The request: Reproduce every one of the rows below character for character, keeping each on its own line.

* START *

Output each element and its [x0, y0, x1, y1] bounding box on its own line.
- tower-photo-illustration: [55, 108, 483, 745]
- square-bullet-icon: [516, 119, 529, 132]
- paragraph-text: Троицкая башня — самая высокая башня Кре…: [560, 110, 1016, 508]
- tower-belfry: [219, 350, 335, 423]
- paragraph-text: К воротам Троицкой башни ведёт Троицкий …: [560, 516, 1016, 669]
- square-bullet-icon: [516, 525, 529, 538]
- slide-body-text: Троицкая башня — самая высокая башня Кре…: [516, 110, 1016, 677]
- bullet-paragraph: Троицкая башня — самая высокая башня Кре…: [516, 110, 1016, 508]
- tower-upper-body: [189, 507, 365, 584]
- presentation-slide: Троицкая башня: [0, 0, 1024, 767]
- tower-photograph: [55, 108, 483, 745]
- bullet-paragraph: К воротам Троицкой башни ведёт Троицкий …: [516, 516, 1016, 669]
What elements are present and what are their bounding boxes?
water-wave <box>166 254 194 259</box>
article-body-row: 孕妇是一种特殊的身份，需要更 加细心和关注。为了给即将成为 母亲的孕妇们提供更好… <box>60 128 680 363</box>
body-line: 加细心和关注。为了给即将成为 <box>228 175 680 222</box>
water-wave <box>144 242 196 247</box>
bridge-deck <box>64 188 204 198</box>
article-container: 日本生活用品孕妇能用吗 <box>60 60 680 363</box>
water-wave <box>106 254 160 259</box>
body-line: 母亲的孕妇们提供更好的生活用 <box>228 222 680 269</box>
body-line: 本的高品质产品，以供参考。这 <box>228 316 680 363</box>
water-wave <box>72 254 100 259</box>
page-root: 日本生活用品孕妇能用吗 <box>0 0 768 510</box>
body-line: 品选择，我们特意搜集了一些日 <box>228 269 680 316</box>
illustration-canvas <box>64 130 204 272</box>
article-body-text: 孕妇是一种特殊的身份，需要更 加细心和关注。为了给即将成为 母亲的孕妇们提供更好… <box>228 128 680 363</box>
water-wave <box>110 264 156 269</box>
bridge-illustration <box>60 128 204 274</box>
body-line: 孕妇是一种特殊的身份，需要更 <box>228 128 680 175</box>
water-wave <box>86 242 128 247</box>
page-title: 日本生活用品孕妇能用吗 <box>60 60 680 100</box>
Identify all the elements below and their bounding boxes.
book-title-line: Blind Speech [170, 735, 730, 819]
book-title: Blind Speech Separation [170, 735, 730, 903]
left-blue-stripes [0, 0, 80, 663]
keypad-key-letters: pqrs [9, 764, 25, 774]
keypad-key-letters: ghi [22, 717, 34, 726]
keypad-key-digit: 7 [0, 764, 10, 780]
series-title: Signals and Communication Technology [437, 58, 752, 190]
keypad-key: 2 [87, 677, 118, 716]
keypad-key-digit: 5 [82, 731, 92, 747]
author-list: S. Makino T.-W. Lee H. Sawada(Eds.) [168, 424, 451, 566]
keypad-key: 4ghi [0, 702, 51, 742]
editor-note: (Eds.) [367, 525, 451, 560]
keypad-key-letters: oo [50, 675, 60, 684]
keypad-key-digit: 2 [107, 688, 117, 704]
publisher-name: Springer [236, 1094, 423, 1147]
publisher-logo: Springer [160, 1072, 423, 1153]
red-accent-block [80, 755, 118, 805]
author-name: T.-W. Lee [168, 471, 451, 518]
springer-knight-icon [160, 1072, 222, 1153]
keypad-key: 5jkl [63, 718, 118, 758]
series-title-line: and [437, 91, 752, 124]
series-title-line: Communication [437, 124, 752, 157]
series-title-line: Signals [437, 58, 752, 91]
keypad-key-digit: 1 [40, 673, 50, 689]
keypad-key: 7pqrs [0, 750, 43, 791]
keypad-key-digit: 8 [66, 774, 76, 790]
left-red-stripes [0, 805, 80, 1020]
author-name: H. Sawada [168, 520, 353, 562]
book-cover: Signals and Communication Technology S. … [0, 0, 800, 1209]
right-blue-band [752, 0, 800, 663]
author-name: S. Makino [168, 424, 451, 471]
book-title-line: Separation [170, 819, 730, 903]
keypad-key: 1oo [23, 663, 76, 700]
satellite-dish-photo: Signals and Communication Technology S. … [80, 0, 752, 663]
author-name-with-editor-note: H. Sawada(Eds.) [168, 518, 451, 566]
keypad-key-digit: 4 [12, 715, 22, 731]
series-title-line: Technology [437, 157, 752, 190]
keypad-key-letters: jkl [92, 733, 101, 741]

* END *

Output for this exercise:
Output each element and its [x0, y0, x1, y1] bounding box on its own line.
- tower-photo-illustration: [55, 108, 483, 745]
- square-bullet-icon: [516, 119, 529, 132]
- paragraph-text: Троицкая башня — самая высокая башня Кре…: [560, 110, 1016, 508]
- tower-belfry: [219, 350, 335, 423]
- paragraph-text: К воротам Троицкой башни ведёт Троицкий …: [560, 516, 1016, 669]
- square-bullet-icon: [516, 525, 529, 538]
- slide-body-text: Троицкая башня — самая высокая башня Кре…: [516, 110, 1016, 677]
- bullet-paragraph: Троицкая башня — самая высокая башня Кре…: [516, 110, 1016, 508]
- tower-upper-body: [189, 507, 365, 584]
- presentation-slide: Троицкая башня: [0, 0, 1024, 767]
- tower-photograph: [55, 108, 483, 745]
- bullet-paragraph: К воротам Троицкой башни ведёт Троицкий …: [516, 516, 1016, 669]
What elements are present and what are their bounding boxes?
water-wave <box>166 254 194 259</box>
article-body-row: 孕妇是一种特殊的身份，需要更 加细心和关注。为了给即将成为 母亲的孕妇们提供更好… <box>60 128 680 363</box>
body-line: 加细心和关注。为了给即将成为 <box>228 175 680 222</box>
water-wave <box>144 242 196 247</box>
bridge-deck <box>64 188 204 198</box>
article-container: 日本生活用品孕妇能用吗 <box>60 60 680 363</box>
water-wave <box>106 254 160 259</box>
body-line: 母亲的孕妇们提供更好的生活用 <box>228 222 680 269</box>
body-line: 本的高品质产品，以供参考。这 <box>228 316 680 363</box>
water-wave <box>72 254 100 259</box>
page-root: 日本生活用品孕妇能用吗 <box>0 0 768 510</box>
body-line: 品选择，我们特意搜集了一些日 <box>228 269 680 316</box>
illustration-canvas <box>64 130 204 272</box>
article-body-text: 孕妇是一种特殊的身份，需要更 加细心和关注。为了给即将成为 母亲的孕妇们提供更好… <box>228 128 680 363</box>
water-wave <box>110 264 156 269</box>
bridge-illustration <box>60 128 204 274</box>
body-line: 孕妇是一种特殊的身份，需要更 <box>228 128 680 175</box>
water-wave <box>86 242 128 247</box>
page-title: 日本生活用品孕妇能用吗 <box>60 60 680 100</box>
Identify all the elements below and their bounding boxes.
book-title-line: Blind Speech [170, 735, 730, 819]
book-title: Blind Speech Separation [170, 735, 730, 903]
left-blue-stripes [0, 0, 80, 663]
keypad-key-letters: pqrs [9, 764, 25, 774]
keypad-key-letters: ghi [22, 717, 34, 726]
keypad-key-digit: 7 [0, 764, 10, 780]
series-title: Signals and Communication Technology [437, 58, 752, 190]
keypad-key: 2 [87, 677, 118, 716]
keypad-key-digit: 5 [82, 731, 92, 747]
author-list: S. Makino T.-W. Lee H. Sawada(Eds.) [168, 424, 451, 566]
keypad-key: 4ghi [0, 702, 51, 742]
editor-note: (Eds.) [367, 525, 451, 560]
keypad-key-letters: oo [50, 675, 60, 684]
keypad-key-digit: 2 [107, 688, 117, 704]
publisher-name: Springer [236, 1094, 423, 1147]
publisher-logo: Springer [160, 1072, 423, 1153]
red-accent-block [80, 755, 118, 805]
author-name: T.-W. Lee [168, 471, 451, 518]
springer-knight-icon [160, 1072, 222, 1153]
keypad-key: 5jkl [63, 718, 118, 758]
series-title-line: and [437, 91, 752, 124]
series-title-line: Communication [437, 124, 752, 157]
series-title-line: Signals [437, 58, 752, 91]
keypad-key-digit: 1 [40, 673, 50, 689]
keypad-key: 7pqrs [0, 750, 43, 791]
keypad-key-digit: 8 [66, 774, 76, 790]
left-red-stripes [0, 805, 80, 1020]
author-name: H. Sawada [168, 520, 353, 562]
book-cover: Signals and Communication Technology S. … [0, 0, 800, 1209]
right-blue-band [752, 0, 800, 663]
author-name: S. Makino [168, 424, 451, 471]
book-title-line: Separation [170, 819, 730, 903]
keypad-key: 1oo [23, 663, 76, 700]
satellite-dish-photo: Signals and Communication Technology S. … [80, 0, 752, 663]
author-name-with-editor-note: H. Sawada(Eds.) [168, 518, 451, 566]
keypad-key-digit: 4 [12, 715, 22, 731]
series-title-line: Technology [437, 157, 752, 190]
keypad-key-letters: jkl [92, 733, 101, 741]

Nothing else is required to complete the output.